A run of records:
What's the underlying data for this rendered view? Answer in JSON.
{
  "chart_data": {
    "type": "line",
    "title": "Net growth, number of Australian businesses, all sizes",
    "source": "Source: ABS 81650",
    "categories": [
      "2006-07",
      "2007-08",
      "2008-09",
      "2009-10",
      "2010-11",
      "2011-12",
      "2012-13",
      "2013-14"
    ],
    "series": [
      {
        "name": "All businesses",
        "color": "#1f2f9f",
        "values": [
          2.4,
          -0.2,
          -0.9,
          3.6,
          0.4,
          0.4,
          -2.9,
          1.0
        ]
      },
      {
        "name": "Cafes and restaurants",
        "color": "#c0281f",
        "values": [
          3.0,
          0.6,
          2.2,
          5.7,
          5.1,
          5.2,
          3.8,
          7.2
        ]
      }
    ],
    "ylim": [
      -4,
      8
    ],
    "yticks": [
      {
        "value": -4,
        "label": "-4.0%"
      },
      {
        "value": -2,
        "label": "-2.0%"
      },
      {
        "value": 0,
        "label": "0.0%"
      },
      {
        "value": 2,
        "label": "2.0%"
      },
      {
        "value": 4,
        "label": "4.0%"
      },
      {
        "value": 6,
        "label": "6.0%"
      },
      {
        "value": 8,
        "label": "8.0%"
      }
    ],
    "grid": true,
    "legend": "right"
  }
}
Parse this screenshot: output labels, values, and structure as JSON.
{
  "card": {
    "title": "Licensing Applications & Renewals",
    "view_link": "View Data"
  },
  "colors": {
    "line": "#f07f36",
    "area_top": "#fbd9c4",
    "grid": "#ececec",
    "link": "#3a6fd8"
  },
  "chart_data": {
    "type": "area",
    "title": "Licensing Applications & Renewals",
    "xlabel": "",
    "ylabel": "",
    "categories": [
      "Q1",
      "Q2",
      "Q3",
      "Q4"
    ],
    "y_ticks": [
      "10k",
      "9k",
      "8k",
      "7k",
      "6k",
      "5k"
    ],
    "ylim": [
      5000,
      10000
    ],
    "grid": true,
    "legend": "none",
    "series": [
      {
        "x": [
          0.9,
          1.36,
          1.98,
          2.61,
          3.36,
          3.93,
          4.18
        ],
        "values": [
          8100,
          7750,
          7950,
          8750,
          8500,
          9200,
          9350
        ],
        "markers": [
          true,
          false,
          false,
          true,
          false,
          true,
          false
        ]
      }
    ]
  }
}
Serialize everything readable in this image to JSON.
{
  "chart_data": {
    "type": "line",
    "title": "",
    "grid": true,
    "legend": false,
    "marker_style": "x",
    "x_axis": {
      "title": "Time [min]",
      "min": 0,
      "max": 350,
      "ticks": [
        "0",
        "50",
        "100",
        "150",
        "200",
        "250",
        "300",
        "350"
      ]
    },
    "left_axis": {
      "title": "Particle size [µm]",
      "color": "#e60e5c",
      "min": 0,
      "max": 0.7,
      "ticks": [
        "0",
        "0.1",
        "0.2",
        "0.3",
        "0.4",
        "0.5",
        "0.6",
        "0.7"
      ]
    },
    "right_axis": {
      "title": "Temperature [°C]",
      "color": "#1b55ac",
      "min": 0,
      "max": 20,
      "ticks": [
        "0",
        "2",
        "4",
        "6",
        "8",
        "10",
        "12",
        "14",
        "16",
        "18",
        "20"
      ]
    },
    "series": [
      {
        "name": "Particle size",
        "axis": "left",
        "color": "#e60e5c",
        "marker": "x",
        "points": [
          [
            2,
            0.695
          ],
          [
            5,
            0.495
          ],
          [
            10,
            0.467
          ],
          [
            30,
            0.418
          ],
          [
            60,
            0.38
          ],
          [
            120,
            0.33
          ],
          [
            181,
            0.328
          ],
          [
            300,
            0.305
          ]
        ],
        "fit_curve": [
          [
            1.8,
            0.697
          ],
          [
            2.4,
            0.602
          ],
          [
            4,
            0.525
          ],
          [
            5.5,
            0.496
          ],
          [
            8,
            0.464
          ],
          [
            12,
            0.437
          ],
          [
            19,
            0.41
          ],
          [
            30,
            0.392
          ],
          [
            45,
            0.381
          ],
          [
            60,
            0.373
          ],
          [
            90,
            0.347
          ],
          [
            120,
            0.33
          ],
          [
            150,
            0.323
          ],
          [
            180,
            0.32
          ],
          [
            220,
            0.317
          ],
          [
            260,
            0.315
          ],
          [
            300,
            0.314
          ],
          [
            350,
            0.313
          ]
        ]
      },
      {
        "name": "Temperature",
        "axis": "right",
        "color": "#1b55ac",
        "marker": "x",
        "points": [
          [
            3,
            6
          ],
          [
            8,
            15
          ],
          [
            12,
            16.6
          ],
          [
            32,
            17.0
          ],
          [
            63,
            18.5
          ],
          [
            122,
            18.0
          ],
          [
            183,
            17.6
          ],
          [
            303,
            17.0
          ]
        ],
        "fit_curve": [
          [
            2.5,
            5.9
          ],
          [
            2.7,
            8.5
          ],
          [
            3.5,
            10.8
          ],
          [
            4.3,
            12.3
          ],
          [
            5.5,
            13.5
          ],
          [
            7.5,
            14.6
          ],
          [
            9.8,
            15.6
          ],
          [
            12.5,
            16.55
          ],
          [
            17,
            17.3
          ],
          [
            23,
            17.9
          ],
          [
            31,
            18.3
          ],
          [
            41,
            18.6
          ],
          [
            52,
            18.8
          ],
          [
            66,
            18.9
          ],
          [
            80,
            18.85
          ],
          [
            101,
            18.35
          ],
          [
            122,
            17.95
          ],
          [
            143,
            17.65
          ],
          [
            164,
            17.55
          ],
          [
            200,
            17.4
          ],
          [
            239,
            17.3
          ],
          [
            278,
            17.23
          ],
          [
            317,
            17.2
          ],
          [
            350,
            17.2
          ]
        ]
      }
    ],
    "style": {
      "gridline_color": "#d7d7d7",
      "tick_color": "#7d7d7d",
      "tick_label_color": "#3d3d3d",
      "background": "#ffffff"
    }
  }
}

Set exercise
In the records shown above, how many lines include the word "name"? Answer with the number only.

Task answer
4